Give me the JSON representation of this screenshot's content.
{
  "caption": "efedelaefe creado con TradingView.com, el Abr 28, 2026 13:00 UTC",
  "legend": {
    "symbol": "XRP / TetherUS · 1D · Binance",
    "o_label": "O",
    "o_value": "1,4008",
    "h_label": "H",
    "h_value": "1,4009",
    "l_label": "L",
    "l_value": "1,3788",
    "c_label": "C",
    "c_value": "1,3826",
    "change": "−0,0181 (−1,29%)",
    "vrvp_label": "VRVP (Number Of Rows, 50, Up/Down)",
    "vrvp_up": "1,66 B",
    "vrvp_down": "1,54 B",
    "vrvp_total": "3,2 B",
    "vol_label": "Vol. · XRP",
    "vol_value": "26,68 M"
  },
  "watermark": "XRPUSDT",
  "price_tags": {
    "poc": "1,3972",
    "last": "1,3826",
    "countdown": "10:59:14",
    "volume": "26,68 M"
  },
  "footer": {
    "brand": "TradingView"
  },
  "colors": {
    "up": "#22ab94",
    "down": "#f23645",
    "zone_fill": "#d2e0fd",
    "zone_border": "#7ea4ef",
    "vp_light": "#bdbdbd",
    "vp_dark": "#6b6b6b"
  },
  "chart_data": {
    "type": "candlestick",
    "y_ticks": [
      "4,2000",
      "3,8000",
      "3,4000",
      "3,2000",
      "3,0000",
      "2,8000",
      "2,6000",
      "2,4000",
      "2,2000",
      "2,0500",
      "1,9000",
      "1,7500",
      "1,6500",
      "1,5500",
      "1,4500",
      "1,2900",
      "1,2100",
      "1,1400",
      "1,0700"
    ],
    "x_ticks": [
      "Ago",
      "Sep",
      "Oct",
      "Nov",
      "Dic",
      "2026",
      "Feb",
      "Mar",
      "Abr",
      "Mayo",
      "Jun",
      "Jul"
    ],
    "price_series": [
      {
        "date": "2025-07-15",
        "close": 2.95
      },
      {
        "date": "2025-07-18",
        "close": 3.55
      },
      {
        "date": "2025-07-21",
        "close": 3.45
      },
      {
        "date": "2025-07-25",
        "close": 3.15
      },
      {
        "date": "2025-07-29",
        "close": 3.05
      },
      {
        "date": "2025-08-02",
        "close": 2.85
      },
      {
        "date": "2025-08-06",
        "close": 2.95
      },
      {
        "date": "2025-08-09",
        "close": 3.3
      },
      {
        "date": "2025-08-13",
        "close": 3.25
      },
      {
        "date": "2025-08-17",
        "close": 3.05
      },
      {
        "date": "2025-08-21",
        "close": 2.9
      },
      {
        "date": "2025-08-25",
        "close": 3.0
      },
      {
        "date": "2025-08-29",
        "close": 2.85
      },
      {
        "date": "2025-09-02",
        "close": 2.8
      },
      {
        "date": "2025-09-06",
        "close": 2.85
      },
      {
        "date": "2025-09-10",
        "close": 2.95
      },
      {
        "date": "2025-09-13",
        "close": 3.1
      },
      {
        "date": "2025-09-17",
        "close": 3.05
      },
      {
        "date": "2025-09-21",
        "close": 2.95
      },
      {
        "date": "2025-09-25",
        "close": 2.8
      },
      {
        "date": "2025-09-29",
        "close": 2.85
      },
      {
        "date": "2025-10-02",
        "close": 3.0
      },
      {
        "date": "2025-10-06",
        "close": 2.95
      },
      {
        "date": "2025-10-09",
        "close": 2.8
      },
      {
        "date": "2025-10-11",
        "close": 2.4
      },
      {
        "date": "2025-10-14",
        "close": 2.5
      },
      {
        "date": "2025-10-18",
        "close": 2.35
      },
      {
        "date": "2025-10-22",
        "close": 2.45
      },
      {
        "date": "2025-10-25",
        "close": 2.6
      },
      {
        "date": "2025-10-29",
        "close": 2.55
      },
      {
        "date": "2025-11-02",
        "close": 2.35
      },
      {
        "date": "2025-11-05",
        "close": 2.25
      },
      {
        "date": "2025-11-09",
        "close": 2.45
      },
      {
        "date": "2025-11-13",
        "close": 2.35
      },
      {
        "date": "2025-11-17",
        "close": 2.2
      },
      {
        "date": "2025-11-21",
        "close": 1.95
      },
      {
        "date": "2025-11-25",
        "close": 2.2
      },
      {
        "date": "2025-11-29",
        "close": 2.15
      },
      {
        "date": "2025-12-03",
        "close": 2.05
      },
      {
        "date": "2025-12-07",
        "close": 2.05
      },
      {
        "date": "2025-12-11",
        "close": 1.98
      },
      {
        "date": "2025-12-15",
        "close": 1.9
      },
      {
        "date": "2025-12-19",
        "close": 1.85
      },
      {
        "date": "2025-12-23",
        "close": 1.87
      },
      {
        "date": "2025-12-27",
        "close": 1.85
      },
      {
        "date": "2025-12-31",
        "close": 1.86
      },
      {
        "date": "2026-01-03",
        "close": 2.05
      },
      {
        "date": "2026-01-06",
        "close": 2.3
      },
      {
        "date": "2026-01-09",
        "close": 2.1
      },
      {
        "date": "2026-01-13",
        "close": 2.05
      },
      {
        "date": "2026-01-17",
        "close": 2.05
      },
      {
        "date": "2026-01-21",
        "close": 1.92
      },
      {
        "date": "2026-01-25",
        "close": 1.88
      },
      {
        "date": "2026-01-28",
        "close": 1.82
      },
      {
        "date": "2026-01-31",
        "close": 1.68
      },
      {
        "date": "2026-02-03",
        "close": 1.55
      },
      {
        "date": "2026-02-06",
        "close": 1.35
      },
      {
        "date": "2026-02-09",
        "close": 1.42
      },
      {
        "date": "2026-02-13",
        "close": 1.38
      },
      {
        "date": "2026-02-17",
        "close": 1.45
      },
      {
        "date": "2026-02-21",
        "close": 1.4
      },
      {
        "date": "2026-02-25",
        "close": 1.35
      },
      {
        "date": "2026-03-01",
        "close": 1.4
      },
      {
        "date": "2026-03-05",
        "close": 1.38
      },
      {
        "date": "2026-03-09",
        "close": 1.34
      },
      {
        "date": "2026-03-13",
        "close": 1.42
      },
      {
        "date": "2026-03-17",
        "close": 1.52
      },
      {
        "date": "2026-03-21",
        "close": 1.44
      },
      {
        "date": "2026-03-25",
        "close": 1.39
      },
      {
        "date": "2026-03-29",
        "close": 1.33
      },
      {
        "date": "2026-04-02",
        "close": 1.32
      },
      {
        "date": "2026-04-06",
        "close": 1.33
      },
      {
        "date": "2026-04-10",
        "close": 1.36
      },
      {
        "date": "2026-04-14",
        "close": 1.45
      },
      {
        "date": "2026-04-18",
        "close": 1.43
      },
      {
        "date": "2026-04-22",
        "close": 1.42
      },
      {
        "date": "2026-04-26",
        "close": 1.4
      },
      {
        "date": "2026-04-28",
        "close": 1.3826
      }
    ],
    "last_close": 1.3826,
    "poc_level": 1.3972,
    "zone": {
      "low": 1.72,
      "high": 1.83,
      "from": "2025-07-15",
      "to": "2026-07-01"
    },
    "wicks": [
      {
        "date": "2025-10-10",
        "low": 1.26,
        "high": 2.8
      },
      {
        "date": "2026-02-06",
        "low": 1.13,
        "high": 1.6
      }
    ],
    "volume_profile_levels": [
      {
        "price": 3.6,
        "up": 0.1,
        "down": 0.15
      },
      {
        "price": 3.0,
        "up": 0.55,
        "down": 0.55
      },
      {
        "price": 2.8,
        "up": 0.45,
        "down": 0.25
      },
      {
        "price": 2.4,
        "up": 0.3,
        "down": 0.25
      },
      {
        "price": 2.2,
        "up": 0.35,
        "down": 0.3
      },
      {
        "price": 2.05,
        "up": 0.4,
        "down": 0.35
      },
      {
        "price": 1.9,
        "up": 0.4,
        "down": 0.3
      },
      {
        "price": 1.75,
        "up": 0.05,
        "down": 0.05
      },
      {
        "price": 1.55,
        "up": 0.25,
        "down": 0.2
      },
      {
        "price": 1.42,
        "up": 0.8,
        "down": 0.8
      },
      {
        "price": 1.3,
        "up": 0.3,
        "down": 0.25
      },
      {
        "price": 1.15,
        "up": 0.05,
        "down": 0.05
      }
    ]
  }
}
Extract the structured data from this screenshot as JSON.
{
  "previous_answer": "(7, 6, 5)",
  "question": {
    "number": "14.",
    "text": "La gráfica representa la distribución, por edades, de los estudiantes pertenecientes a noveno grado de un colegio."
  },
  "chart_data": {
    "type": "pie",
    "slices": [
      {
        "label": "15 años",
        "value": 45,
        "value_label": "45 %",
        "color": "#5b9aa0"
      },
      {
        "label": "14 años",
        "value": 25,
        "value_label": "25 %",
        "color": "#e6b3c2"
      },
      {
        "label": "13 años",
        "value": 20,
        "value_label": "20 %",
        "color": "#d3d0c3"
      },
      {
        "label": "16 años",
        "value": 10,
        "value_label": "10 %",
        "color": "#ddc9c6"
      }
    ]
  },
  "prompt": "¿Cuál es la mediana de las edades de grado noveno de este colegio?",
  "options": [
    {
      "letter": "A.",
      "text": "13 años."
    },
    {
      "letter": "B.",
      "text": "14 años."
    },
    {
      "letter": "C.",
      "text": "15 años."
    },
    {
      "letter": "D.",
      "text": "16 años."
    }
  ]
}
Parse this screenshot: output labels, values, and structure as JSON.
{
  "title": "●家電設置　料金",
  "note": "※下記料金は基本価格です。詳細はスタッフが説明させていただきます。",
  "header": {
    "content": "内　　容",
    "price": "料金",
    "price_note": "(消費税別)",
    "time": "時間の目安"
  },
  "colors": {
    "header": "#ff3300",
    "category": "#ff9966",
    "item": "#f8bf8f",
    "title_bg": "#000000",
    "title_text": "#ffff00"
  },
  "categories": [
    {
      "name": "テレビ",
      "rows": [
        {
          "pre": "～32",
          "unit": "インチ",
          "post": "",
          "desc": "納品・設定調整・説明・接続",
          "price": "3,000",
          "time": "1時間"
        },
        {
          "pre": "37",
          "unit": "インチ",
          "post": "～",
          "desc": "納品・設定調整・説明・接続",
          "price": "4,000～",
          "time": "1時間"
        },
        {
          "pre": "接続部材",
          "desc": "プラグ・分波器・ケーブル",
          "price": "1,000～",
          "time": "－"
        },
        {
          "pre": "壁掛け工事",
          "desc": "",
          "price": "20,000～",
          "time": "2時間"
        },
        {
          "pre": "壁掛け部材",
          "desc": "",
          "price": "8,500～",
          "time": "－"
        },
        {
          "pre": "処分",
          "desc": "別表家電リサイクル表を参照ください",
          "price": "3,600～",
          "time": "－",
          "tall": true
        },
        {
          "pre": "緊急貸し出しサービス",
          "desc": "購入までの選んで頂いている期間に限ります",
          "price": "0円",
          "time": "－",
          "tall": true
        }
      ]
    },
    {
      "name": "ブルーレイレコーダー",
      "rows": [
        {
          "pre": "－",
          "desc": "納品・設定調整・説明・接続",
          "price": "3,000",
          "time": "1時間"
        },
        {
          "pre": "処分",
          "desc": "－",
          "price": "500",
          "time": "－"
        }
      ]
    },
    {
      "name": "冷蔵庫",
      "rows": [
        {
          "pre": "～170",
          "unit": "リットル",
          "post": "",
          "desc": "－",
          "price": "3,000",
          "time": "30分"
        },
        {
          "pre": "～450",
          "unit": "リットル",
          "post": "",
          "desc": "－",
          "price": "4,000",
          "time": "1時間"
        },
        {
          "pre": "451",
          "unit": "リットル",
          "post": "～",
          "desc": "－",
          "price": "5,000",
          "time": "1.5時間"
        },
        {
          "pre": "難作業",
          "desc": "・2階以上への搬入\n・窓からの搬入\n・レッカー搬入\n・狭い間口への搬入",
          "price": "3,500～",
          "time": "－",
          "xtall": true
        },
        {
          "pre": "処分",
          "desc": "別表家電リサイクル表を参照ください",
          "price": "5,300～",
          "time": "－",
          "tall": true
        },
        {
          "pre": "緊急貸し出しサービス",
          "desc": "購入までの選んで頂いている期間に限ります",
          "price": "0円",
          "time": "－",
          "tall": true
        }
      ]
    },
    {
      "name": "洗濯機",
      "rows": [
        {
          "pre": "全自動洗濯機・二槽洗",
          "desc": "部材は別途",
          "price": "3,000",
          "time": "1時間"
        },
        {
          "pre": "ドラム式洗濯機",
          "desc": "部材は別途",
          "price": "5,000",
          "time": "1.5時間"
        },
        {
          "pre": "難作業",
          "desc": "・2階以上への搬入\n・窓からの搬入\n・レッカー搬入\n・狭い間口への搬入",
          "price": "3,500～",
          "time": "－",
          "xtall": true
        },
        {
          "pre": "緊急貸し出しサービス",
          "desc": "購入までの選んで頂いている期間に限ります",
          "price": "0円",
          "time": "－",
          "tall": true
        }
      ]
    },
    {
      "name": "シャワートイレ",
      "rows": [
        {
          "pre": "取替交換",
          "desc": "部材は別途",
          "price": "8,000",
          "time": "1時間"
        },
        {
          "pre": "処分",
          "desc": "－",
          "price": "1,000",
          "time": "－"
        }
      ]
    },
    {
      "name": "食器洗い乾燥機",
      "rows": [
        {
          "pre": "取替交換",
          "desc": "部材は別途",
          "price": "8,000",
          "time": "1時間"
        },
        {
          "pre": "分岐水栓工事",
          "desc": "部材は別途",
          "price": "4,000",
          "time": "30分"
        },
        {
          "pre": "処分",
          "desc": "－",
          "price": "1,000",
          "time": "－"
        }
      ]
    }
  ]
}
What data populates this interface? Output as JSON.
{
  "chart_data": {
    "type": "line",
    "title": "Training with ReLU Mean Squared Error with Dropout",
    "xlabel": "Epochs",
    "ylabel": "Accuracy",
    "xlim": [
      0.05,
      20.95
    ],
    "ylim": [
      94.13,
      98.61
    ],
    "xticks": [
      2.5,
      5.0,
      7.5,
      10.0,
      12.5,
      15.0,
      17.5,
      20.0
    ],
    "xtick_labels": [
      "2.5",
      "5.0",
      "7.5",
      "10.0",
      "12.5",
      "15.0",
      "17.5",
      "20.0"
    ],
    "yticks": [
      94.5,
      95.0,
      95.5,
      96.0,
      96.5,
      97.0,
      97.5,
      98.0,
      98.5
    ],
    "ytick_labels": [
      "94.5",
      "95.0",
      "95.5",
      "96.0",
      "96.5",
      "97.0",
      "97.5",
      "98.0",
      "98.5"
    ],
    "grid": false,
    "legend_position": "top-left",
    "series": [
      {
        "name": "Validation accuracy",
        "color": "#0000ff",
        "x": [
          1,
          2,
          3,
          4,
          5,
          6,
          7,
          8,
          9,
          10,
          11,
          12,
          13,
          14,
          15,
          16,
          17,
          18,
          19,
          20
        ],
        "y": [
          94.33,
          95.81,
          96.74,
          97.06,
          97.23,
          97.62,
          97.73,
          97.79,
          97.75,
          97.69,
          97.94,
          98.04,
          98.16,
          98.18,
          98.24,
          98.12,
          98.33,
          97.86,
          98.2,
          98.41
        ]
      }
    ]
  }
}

.....

Given task:
Locate the line that contains "What data populates", then please quote it and every line after it to the end of the entries above, exactly and with nothing else.

Complete answer:
What data populates this interface? Output as JSON.
{
  "chart_data": {
    "type": "line",
    "title": "Training with ReLU Mean Squared Error with Dropout",
    "xlabel": "Epochs",
    "ylabel": "Accuracy",
    "xlim": [
      0.05,
      20.95
    ],
    "ylim": [
      94.13,
      98.61
    ],
    "xticks": [
      2.5,
      5.0,
      7.5,
      10.0,
      12.5,
      15.0,
      17.5,
      20.0
    ],
    "xtick_labels": [
      "2.5",
      "5.0",
      "7.5",
      "10.0",
      "12.5",
      "15.0",
      "17.5",
      "20.0"
    ],
    "yticks": [
      94.5,
      95.0,
      95.5,
      96.0,
      96.5,
      97.0,
      97.5,
      98.0,
      98.5
    ],
    "ytick_labels": [
      "94.5",
      "95.0",
      "95.5",
      "96.0",
      "96.5",
      "97.0",
      "97.5",
      "98.0",
      "98.5"
    ],
    "grid": false,
    "legend_position": "top-left",
    "series": [
      {
        "name": "Validation accuracy",
        "color": "#0000ff",
        "x": [
          1,
          2,
          3,
          4,
          5,
          6,
          7,
          8,
          9,
          10,
          11,
          12,
          13,
          14,
          15,
          16,
          17,
          18,
          19,
          20
        ],
        "y": [
          94.33,
          95.81,
          96.74,
          97.06,
          97.23,
          97.62,
          97.73,
          97.79,
          97.75,
          97.69,
          97.94,
          98.04,
          98.16,
          98.18,
          98.24,
          98.12,
          98.33,
          97.86,
          98.2,
          98.41
        ]
      }
    ]
  }
}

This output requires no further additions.